■ TASK DESCRIPTION
Separate out the lines that hold "math".

— Start of STORED ROWS —

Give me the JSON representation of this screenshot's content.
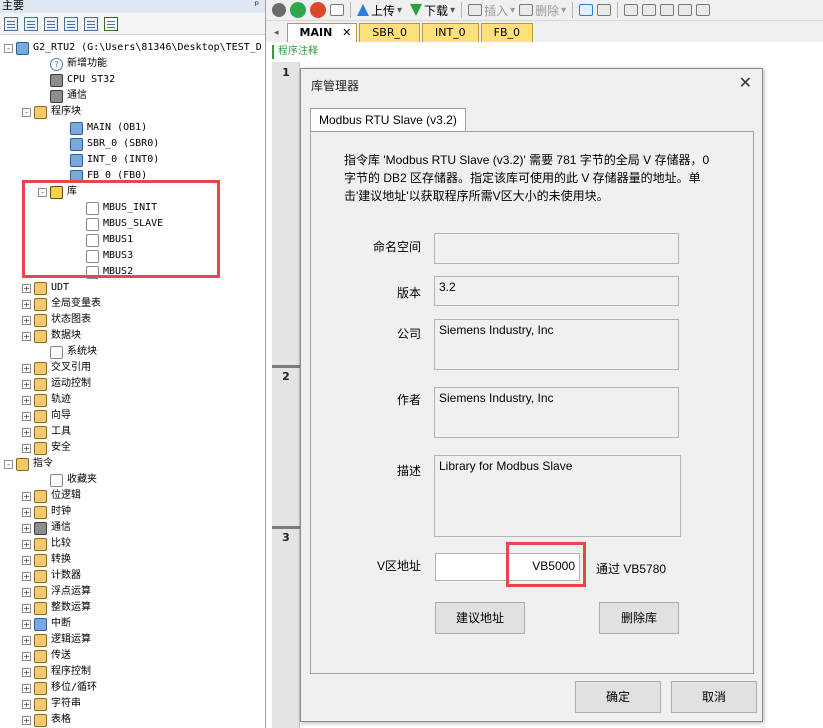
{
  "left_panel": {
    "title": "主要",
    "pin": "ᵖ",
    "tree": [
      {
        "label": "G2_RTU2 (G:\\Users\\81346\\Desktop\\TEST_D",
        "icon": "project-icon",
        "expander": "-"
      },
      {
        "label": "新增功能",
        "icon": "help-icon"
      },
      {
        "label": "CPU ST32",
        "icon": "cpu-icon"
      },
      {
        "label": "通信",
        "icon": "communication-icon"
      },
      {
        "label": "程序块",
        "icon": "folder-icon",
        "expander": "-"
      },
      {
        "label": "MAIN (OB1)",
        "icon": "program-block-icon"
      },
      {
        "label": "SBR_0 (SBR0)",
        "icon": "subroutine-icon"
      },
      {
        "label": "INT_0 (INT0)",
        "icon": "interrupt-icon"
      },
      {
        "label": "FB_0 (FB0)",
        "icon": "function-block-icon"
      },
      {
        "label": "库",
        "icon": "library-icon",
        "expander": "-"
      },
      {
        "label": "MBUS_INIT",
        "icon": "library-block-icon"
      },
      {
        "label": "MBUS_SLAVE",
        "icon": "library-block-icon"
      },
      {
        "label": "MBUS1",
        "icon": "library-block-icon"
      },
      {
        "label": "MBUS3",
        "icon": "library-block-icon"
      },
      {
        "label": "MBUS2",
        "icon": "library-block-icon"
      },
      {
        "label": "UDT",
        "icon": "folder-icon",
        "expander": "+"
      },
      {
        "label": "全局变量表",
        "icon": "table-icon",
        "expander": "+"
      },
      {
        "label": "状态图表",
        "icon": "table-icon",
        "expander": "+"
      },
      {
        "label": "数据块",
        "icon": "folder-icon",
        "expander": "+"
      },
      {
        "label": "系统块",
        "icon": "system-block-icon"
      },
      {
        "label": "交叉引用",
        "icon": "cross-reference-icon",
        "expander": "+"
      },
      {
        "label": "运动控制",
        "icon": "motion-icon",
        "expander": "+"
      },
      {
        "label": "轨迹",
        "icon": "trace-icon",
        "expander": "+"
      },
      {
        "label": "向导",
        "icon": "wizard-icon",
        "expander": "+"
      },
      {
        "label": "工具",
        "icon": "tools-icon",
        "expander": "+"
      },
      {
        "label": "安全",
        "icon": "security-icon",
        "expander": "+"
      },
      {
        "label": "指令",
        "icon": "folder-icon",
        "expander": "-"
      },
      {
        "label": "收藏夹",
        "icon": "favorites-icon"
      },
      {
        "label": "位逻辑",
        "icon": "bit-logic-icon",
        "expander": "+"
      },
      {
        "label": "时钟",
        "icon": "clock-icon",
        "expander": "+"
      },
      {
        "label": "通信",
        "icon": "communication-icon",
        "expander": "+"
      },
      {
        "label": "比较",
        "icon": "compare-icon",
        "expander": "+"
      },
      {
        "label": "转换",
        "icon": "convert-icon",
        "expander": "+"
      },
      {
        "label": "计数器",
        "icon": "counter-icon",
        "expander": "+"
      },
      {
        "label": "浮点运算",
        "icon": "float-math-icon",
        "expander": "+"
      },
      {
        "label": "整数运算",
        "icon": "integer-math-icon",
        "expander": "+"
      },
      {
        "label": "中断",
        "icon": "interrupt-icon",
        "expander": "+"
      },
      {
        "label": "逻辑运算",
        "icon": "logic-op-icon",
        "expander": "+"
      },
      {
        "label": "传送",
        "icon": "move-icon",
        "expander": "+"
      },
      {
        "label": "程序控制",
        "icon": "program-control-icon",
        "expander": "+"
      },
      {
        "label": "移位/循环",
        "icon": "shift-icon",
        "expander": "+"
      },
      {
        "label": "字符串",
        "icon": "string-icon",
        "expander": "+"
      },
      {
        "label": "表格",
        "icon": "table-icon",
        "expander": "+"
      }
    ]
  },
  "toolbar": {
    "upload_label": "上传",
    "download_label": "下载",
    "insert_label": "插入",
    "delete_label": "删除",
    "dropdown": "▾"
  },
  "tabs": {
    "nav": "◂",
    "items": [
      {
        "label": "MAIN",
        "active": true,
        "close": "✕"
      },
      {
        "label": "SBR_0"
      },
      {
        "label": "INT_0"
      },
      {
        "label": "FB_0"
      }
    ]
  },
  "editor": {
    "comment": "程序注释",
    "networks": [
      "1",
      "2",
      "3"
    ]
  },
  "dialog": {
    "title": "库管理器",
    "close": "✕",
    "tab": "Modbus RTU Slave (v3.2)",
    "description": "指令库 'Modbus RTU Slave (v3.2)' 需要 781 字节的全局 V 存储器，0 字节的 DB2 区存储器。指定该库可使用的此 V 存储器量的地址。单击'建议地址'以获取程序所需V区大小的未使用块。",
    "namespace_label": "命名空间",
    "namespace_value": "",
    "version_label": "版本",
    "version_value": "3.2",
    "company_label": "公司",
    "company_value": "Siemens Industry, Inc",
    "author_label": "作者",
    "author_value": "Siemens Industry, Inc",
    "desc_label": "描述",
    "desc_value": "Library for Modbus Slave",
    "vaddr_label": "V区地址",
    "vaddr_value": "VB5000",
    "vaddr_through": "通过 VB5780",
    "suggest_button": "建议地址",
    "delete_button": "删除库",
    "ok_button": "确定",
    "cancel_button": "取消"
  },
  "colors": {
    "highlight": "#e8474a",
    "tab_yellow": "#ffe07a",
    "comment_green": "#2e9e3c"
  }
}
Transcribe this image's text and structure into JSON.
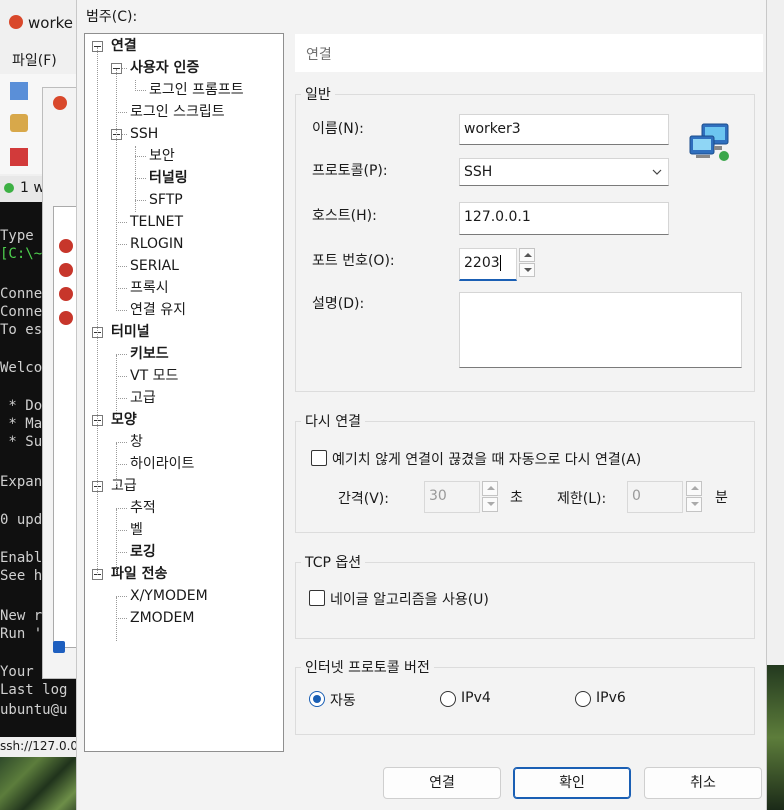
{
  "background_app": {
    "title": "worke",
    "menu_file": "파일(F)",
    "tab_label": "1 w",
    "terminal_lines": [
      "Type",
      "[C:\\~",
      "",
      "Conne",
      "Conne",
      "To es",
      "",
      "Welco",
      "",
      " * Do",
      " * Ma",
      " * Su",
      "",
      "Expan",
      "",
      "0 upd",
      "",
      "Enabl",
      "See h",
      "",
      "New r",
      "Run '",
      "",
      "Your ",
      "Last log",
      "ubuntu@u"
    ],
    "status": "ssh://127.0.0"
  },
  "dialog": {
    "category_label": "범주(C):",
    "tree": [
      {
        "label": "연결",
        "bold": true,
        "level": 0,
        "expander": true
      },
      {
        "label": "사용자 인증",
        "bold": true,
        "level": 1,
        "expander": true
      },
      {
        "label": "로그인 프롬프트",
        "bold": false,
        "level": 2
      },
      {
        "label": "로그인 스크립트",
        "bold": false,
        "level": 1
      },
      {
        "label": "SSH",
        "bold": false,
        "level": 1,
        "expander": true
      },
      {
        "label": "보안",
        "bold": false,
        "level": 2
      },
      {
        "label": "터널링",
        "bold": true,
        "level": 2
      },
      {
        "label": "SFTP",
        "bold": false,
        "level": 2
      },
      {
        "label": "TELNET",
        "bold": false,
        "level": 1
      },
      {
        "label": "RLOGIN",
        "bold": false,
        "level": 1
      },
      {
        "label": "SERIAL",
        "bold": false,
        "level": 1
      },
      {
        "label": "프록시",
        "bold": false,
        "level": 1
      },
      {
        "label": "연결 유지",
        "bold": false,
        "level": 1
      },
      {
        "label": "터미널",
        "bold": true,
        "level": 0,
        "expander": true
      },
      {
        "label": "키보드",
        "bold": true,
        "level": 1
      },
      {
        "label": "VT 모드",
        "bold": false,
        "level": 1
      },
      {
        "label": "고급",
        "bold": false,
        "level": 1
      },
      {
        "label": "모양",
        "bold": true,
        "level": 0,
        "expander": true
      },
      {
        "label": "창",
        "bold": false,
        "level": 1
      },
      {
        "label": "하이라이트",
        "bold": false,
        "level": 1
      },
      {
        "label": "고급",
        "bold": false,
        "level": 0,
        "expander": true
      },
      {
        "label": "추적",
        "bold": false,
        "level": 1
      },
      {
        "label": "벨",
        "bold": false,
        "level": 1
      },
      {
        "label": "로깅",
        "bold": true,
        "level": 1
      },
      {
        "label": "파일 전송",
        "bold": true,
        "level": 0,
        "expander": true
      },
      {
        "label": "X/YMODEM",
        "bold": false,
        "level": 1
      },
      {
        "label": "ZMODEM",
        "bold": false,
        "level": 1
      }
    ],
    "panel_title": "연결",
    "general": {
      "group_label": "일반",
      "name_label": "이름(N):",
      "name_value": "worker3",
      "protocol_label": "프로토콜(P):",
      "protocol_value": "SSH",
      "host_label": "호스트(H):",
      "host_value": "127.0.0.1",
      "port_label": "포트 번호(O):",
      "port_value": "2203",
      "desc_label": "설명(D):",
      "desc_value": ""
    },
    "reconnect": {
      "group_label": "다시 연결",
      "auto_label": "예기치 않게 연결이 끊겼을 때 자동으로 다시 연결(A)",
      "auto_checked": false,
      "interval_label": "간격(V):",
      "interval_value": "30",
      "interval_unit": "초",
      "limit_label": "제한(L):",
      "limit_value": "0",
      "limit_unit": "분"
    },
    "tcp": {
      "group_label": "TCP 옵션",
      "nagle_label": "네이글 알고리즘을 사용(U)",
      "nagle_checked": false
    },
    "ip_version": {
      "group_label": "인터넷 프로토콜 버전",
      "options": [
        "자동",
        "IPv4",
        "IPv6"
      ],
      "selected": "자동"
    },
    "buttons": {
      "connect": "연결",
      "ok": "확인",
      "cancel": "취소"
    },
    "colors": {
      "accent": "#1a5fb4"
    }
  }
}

— End of STORED ROWS —
— Start of STORED ROWS —

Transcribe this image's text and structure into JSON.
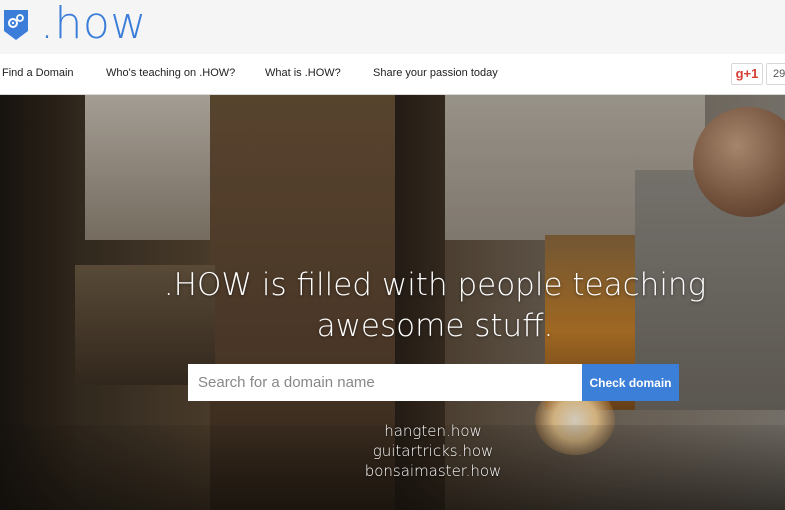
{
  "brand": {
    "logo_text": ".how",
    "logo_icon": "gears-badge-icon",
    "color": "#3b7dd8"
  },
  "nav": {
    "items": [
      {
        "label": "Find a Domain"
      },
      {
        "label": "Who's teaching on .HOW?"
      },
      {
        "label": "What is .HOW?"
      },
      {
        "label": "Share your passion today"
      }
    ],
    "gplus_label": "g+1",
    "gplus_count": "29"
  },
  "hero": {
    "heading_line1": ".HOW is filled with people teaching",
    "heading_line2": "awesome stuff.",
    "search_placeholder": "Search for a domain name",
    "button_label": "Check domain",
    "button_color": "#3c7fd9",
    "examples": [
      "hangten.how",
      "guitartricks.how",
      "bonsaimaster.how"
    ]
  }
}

— End of STORED ROWS —

■ ANSWER TO THE TASK
        "icon": "float-math-icon",
        "icon": "integer-math-icon",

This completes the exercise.